* _DATA LINES_:
====================

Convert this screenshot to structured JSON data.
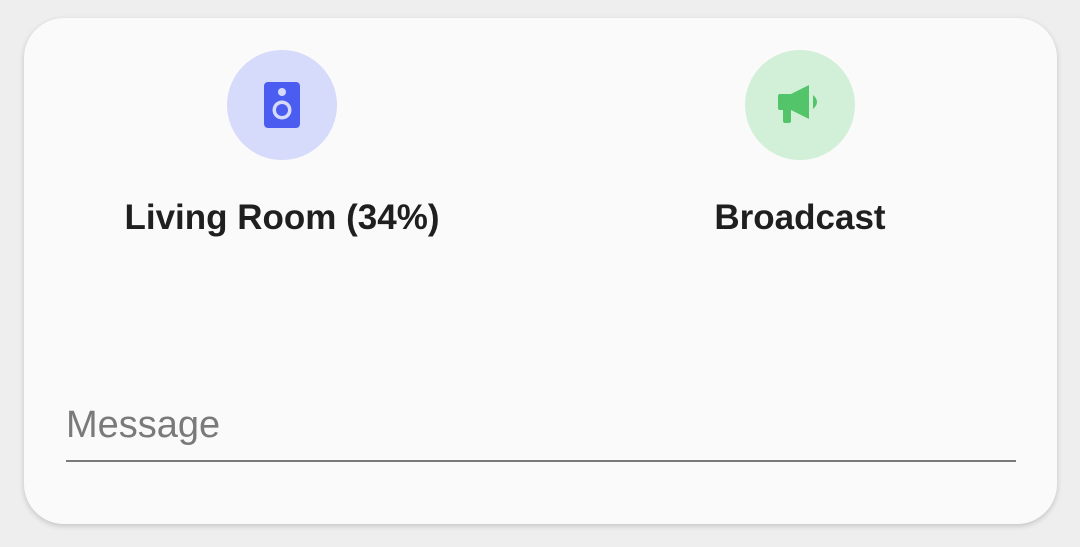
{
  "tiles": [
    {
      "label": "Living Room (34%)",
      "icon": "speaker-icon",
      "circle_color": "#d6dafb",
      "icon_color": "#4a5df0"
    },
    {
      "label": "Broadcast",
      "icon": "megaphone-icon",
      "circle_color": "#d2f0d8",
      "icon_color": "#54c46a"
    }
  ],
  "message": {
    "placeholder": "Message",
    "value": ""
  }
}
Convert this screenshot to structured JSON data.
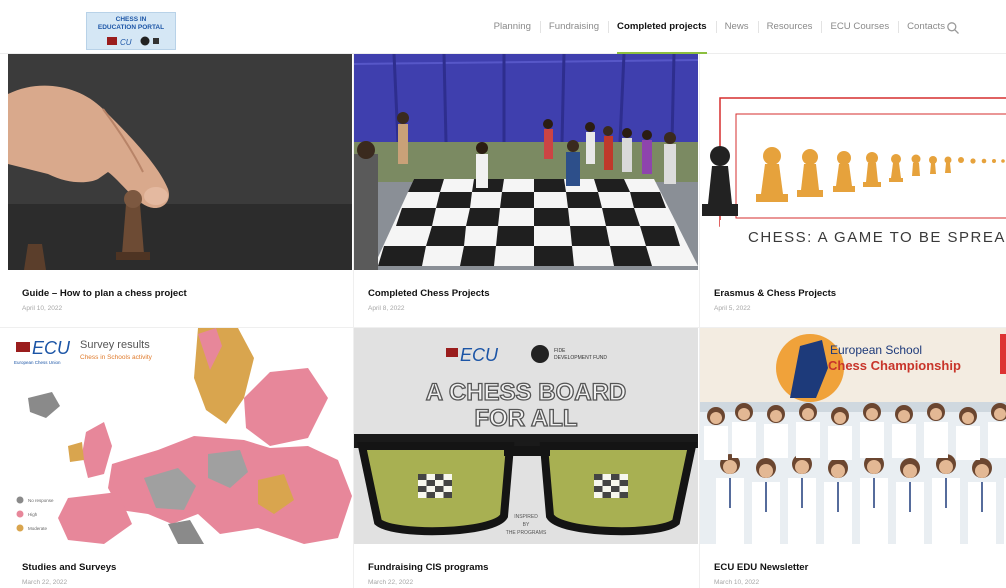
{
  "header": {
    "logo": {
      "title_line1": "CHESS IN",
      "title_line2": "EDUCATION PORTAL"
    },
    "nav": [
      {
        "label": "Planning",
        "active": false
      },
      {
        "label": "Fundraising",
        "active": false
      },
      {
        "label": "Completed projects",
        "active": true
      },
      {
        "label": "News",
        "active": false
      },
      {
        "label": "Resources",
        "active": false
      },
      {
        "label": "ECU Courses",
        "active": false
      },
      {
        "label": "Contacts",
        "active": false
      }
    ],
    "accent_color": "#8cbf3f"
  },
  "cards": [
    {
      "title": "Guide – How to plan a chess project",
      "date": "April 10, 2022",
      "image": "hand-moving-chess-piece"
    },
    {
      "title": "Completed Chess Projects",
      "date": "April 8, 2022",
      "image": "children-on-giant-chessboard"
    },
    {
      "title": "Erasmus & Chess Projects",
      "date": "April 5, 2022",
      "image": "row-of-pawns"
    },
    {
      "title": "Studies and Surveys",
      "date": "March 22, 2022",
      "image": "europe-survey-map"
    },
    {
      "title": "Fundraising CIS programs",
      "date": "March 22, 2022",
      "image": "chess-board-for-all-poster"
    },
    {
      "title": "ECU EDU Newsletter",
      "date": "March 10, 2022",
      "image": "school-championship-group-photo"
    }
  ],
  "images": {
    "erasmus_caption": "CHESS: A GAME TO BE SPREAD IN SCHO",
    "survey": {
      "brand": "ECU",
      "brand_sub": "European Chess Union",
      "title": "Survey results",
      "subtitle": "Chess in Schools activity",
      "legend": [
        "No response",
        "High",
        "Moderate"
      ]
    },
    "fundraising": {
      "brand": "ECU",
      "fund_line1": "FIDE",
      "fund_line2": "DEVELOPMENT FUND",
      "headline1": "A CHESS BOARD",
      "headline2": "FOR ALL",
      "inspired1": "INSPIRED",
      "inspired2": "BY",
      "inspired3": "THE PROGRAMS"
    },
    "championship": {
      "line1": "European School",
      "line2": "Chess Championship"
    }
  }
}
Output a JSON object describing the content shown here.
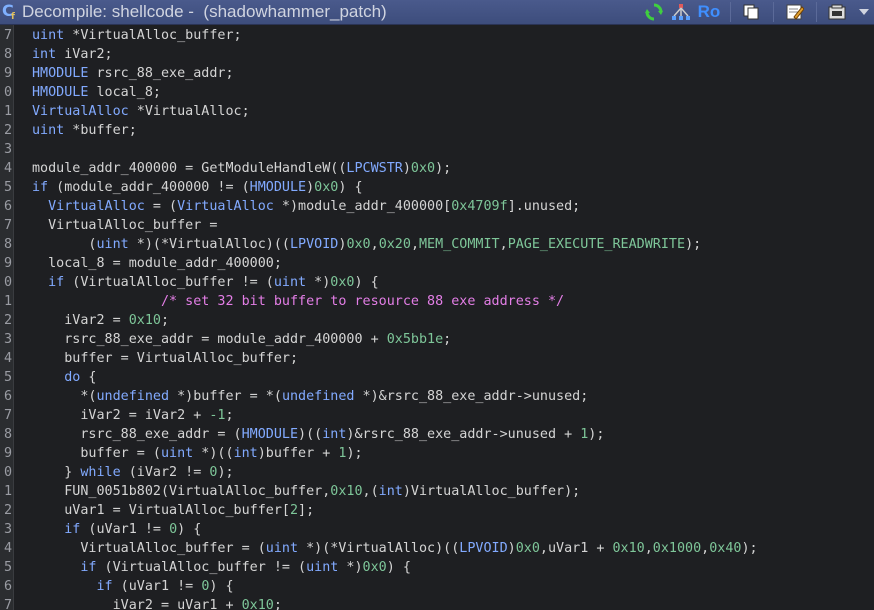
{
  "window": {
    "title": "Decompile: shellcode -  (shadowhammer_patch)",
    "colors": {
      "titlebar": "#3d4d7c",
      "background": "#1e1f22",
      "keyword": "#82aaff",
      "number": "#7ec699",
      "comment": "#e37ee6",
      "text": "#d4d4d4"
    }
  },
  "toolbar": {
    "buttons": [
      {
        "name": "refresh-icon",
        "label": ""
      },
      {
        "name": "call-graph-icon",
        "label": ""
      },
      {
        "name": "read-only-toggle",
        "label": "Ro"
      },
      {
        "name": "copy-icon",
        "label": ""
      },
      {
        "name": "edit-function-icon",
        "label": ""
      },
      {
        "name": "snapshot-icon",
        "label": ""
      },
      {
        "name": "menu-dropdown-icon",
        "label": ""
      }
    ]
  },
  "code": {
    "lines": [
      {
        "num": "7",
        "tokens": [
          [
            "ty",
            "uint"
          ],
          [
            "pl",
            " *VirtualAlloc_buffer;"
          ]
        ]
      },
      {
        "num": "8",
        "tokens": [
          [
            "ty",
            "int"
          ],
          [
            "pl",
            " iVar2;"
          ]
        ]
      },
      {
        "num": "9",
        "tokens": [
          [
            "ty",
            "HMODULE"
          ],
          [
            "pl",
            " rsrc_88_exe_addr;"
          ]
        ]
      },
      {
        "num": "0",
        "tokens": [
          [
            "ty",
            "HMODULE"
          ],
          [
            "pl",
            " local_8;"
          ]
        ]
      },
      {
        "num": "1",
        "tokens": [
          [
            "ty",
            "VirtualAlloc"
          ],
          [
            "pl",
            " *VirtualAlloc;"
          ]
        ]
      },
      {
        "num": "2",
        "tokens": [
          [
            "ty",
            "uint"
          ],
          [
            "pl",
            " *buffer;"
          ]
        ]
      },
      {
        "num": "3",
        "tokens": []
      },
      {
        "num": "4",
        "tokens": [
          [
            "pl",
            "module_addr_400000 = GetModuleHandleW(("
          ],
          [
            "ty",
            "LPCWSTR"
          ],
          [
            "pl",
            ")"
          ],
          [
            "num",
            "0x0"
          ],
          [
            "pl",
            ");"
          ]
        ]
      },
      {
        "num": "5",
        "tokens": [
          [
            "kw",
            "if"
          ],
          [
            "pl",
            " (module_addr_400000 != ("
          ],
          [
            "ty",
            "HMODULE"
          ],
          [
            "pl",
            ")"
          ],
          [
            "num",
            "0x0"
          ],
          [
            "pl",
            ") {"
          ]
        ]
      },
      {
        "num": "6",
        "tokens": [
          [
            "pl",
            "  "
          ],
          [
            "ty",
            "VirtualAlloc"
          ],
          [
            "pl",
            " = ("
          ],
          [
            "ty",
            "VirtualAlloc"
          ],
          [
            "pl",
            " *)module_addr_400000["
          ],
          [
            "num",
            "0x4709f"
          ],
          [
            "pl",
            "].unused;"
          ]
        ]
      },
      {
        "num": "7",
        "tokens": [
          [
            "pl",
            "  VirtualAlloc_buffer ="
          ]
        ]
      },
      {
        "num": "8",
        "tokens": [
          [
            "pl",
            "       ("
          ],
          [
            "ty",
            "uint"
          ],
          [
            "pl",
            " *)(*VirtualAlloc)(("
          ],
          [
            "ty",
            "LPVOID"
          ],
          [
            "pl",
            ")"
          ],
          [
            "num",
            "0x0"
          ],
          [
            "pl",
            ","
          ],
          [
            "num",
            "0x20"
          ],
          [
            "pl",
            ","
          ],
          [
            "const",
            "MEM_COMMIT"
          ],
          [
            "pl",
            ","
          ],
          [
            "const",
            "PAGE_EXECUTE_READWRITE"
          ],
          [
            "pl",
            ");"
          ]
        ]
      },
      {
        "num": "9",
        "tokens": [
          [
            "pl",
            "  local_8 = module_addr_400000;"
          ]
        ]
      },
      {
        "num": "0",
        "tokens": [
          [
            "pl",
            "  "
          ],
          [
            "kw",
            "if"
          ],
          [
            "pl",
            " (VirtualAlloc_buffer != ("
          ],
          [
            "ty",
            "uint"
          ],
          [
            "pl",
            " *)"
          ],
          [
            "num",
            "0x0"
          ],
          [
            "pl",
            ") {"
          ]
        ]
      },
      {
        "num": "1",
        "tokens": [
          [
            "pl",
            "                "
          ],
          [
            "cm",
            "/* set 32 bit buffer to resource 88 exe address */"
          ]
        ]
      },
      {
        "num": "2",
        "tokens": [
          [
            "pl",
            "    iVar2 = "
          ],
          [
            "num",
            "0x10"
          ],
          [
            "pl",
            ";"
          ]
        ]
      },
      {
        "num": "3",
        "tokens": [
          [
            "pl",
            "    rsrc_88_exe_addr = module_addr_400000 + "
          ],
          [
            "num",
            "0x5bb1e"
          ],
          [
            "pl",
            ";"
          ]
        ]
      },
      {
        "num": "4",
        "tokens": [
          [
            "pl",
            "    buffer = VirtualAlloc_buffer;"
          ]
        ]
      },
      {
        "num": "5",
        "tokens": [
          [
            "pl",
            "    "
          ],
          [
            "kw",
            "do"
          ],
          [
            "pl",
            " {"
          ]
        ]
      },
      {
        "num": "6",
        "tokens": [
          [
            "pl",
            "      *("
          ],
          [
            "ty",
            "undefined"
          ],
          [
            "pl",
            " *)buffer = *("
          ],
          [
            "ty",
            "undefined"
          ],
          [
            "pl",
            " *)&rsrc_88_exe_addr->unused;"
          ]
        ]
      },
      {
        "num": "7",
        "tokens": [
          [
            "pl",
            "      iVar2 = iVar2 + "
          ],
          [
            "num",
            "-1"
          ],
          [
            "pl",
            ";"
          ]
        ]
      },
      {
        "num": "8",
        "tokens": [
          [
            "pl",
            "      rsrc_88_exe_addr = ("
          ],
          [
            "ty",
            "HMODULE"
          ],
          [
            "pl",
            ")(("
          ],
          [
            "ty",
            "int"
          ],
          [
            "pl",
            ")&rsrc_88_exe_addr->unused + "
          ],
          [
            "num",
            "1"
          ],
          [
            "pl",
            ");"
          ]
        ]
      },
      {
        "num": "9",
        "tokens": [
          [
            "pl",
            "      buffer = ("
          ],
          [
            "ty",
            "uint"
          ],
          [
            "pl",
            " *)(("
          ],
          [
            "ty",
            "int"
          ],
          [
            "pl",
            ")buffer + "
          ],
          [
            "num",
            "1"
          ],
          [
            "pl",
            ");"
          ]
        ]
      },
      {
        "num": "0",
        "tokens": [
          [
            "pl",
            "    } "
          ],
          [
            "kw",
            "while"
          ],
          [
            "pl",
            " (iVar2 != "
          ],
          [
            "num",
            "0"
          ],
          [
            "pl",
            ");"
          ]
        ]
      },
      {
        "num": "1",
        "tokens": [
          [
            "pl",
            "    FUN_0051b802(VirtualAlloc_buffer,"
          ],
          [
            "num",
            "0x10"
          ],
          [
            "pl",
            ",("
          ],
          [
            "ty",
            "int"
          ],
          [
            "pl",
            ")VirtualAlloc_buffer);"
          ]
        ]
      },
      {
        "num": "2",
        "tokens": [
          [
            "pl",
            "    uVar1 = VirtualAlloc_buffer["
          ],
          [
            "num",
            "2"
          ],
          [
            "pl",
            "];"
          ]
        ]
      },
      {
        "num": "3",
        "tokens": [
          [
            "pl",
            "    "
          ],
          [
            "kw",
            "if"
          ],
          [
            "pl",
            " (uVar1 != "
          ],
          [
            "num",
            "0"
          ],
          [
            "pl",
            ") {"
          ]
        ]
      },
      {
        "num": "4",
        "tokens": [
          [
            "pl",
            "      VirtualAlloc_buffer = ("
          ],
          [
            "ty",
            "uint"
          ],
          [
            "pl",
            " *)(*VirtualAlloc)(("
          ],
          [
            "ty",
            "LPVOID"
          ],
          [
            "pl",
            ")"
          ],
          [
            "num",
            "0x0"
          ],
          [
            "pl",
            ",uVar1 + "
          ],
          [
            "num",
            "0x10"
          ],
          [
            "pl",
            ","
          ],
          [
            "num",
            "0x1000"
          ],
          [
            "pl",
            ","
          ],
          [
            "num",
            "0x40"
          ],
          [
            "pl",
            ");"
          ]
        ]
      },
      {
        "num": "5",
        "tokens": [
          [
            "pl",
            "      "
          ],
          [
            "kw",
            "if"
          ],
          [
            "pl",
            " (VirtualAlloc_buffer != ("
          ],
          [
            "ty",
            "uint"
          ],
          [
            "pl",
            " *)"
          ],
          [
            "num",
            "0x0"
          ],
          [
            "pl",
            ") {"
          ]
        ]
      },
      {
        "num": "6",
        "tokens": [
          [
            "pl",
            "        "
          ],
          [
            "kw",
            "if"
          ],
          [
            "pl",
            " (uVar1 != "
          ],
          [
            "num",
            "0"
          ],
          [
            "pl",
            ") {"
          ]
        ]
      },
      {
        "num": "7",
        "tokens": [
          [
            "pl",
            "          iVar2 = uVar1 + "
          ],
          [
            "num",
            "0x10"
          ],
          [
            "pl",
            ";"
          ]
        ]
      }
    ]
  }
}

====================

* _SET PROBLEM_: Work out how many lines of the listing above include the word "date". Reply with nothing but the count.

* _RESULT OF THIS TASK_: 6